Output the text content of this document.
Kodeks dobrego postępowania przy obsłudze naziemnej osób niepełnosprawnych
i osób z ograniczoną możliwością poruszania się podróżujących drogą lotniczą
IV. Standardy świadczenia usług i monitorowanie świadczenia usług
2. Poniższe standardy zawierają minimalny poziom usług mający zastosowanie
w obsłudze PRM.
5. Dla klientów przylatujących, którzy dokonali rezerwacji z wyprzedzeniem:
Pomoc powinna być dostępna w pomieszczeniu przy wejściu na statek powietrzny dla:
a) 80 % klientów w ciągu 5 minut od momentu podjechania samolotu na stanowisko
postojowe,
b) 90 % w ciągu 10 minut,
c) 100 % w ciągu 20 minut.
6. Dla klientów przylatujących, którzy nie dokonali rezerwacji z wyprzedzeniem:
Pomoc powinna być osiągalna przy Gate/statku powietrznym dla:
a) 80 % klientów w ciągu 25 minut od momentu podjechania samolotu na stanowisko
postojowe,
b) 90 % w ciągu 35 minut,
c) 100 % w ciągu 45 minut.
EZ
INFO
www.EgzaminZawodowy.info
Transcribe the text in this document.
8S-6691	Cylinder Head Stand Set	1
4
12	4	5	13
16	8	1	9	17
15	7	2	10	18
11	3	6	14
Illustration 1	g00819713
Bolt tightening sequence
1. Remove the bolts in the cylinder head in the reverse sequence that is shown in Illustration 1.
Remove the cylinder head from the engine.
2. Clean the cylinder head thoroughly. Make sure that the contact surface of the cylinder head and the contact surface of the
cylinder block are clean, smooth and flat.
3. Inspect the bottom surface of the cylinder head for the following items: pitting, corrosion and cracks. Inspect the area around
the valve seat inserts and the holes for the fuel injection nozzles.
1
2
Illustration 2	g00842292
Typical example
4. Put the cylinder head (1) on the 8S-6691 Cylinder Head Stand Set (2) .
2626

**DIRECTIVE**
Copy every line of the material, please, keeping it exactly the same.

**EXERCISE ANSWER**
Output the text content of this document.
Kodeks dobrego postępowania przy obsłudze naziemnej osób niepełnosprawnych
i osób z ograniczoną możliwością poruszania się podróżujących drogą lotniczą
IV. Standardy świadczenia usług i monitorowanie świadczenia usług
2. Poniższe standardy zawierają minimalny poziom usług mający zastosowanie
w obsłudze PRM.
5. Dla klientów przylatujących, którzy dokonali rezerwacji z wyprzedzeniem:
Pomoc powinna być dostępna w pomieszczeniu przy wejściu na statek powietrzny dla:
a) 80 % klientów w ciągu 5 minut od momentu podjechania samolotu na stanowisko
postojowe,
b) 90 % w ciągu 10 minut,
c) 100 % w ciągu 20 minut.
6. Dla klientów przylatujących, którzy nie dokonali rezerwacji z wyprzedzeniem:
Pomoc powinna być osiągalna przy Gate/statku powietrznym dla:
a) 80 % klientów w ciągu 25 minut od momentu podjechania samolotu na stanowisko
postojowe,
b) 90 % w ciągu 35 minut,
c) 100 % w ciągu 45 minut.
EZ
INFO
www.EgzaminZawodowy.info
Transcribe the text in this document.
8S-6691	Cylinder Head Stand Set	1
4
12	4	5	13
16	8	1	9	17
15	7	2	10	18
11	3	6	14
Illustration 1	g00819713
Bolt tightening sequence
1. Remove the bolts in the cylinder head in the reverse sequence that is shown in Illustration 1.
Remove the cylinder head from the engine.
2. Clean the cylinder head thoroughly. Make sure that the contact surface of the cylinder head and the contact surface of the
cylinder block are clean, smooth and flat.
3. Inspect the bottom surface of the cylinder head for the following items: pitting, corrosion and cracks. Inspect the area around
the valve seat inserts and the holes for the fuel injection nozzles.
1
2
Illustration 2	g00842292
Typical example
4. Put the cylinder head (1) on the 8S-6691 Cylinder Head Stand Set (2) .
2626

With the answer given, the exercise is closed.